*TASK BRIEF*: Seek out every line containing the word "left", and copy each.

Data items

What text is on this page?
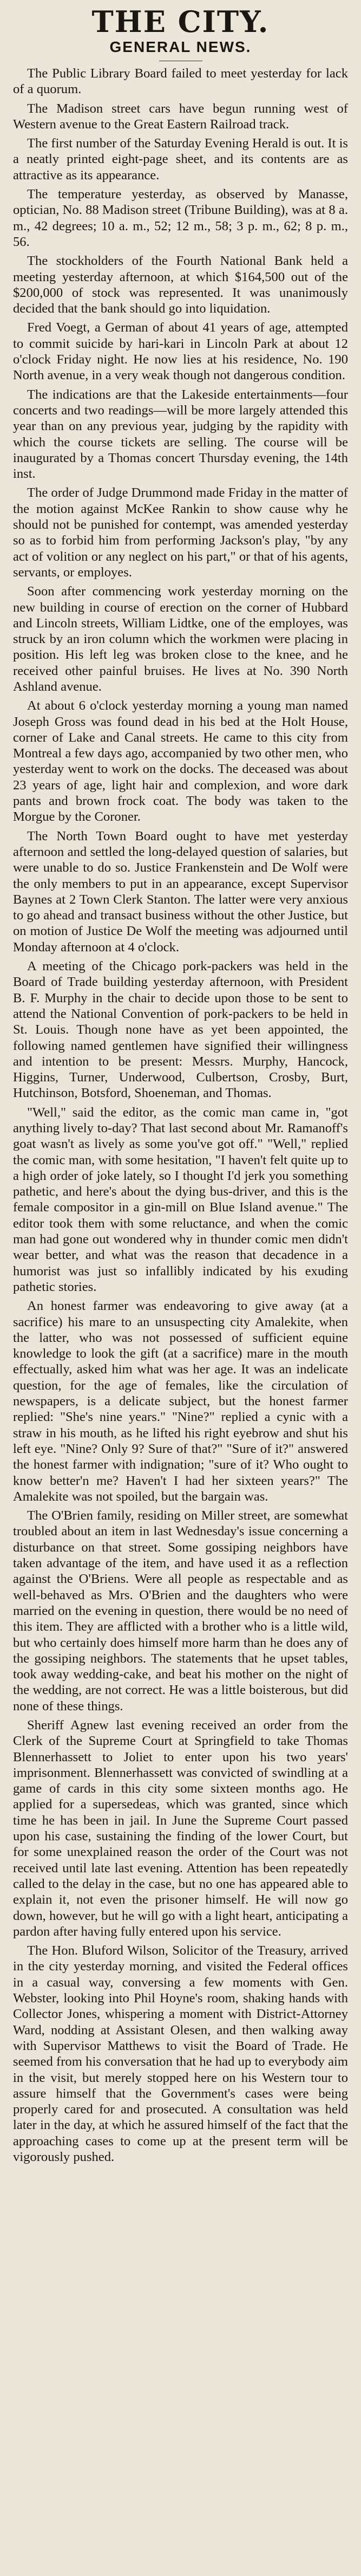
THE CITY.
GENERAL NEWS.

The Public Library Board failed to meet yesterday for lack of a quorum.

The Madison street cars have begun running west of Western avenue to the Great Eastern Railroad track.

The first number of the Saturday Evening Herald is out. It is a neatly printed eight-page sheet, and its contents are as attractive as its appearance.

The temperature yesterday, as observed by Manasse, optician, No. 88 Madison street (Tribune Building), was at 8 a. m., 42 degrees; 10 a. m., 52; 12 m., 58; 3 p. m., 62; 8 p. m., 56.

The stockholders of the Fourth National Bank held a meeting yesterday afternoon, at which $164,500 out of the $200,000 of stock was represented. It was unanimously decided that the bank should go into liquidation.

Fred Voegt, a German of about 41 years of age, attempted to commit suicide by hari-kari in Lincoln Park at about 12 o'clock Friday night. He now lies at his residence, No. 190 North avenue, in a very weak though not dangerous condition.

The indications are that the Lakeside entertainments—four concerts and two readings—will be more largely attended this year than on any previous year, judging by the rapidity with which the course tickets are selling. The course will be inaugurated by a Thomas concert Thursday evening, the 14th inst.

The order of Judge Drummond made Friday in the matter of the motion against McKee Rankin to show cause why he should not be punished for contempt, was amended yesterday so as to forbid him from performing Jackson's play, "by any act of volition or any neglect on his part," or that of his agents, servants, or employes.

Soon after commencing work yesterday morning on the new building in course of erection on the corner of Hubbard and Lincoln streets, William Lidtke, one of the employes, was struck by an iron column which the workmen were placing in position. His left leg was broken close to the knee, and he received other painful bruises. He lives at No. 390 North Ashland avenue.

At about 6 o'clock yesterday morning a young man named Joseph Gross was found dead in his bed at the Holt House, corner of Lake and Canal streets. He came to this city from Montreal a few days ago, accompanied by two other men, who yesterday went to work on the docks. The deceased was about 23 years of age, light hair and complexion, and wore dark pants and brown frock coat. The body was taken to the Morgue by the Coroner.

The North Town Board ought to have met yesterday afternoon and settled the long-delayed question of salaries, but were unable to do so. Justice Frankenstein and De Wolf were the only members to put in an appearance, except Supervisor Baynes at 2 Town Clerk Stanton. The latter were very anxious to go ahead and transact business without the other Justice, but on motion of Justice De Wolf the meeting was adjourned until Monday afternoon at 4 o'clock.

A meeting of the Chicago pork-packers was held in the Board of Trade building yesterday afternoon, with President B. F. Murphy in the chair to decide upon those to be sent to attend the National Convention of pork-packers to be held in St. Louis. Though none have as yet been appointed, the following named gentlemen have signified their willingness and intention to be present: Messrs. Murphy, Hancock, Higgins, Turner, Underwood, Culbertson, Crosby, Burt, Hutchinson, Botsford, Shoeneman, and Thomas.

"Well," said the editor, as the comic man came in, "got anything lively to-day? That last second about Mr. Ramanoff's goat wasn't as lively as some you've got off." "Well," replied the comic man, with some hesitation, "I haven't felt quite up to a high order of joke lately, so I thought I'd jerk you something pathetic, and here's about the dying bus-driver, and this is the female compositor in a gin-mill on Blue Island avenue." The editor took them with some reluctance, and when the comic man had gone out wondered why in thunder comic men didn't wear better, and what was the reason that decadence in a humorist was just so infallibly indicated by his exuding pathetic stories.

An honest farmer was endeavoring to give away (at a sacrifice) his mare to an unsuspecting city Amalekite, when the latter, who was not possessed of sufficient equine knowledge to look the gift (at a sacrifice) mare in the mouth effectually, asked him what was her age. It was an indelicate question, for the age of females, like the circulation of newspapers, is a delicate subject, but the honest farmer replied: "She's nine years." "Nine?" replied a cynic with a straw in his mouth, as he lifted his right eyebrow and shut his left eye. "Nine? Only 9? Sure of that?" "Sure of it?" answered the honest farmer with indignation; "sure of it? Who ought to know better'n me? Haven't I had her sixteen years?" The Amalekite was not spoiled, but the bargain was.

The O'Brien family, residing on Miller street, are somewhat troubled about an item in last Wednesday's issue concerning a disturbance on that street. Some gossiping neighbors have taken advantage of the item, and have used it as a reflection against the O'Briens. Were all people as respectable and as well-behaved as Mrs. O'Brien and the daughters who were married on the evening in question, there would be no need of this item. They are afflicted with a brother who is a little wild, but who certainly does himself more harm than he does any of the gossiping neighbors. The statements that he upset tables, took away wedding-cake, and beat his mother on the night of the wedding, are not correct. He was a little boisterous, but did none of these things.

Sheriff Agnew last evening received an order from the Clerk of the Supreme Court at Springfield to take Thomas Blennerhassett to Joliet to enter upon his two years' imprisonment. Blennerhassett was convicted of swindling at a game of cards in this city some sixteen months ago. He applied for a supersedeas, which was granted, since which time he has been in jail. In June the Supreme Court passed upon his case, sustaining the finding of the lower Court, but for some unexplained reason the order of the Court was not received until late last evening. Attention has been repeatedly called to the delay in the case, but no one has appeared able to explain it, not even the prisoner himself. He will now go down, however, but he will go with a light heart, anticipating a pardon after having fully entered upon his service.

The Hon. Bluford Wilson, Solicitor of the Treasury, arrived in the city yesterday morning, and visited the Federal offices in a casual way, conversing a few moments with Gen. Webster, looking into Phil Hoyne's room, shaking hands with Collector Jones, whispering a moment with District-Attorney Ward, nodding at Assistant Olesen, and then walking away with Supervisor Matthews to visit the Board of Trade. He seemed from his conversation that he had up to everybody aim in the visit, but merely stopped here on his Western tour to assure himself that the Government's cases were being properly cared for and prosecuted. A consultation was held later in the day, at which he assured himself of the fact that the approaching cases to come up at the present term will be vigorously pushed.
--
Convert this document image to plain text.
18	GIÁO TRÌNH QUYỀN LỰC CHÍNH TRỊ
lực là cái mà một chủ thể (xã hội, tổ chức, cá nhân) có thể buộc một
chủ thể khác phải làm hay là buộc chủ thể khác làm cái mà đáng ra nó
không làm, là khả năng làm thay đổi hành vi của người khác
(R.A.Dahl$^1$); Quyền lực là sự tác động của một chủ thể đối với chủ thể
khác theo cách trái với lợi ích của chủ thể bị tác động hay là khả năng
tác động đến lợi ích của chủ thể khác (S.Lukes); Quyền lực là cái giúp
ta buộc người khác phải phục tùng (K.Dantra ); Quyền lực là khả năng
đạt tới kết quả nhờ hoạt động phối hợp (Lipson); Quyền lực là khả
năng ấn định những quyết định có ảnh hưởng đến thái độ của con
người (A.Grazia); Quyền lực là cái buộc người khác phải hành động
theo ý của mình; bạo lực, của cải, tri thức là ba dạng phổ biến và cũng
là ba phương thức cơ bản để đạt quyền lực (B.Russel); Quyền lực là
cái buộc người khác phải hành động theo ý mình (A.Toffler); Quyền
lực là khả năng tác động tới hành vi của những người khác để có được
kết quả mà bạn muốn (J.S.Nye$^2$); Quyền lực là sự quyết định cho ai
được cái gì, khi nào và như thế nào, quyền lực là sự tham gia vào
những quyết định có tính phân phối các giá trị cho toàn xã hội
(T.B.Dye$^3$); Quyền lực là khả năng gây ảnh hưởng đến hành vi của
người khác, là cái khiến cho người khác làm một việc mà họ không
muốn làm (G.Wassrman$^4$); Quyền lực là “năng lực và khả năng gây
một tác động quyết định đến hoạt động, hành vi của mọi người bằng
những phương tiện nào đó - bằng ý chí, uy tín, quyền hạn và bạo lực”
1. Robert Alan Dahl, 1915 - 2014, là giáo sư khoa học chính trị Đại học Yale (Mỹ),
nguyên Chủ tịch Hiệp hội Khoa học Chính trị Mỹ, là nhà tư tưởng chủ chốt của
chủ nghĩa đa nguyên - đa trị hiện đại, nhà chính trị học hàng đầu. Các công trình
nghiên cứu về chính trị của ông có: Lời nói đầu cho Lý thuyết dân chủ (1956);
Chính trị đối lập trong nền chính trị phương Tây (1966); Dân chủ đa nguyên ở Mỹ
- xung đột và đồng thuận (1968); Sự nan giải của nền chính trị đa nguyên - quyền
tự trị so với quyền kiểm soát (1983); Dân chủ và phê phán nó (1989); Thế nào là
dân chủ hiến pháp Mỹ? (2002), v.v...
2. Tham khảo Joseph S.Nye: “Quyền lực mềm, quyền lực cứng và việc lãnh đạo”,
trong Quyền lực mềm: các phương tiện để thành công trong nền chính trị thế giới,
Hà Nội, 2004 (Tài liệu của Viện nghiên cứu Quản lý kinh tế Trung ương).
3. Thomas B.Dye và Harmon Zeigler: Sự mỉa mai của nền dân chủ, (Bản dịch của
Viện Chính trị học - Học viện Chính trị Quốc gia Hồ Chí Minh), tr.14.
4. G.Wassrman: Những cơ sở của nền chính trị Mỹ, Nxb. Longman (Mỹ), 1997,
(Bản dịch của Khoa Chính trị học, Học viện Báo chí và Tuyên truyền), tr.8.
---
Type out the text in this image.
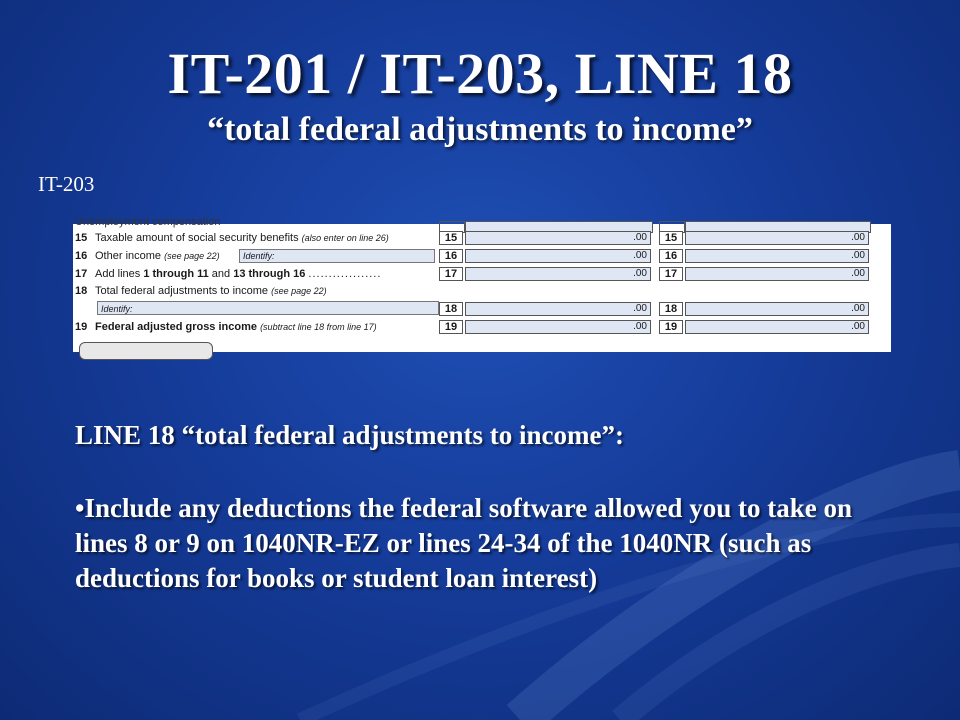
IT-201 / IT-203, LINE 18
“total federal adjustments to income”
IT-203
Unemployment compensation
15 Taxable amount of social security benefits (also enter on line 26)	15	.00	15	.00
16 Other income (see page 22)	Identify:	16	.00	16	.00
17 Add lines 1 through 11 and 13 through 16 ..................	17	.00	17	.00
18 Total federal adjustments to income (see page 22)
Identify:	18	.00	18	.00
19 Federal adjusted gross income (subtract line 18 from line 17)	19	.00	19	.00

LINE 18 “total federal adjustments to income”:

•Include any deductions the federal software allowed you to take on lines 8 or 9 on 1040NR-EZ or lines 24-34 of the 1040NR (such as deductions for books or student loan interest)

*PROBLEM SOLUTION*:
Soon after commencing work yesterday morning on the new building in course of erection on the corner of Hubbard and Lincoln streets, William Lidtke, one of the employes, was struck by an iron column which the workmen were placing in position. His left leg was broken close to the knee, and he received other painful bruises. He lives at No. 390 North Ashland avenue.
An honest farmer was endeavoring to give away (at a sacrifice) his mare to an unsuspecting city Amalekite, when the latter, who was not possessed of sufficient equine knowledge to look the gift (at a sacrifice) mare in the mouth effectually, asked him what was her age. It was an indelicate question, for the age of females, like the circulation of newspapers, is a delicate subject, but the honest farmer replied: "She's nine years." "Nine?" replied a cynic with a straw in his mouth, as he lifted his right eyebrow and shut his left eye. "Nine? Only 9? Sure of that?" "Sure of it?" answered the honest farmer with indignation; "sure of it? Who ought to know better'n me? Haven't I had her sixteen years?" The Amalekite was not spoiled, but the bargain was.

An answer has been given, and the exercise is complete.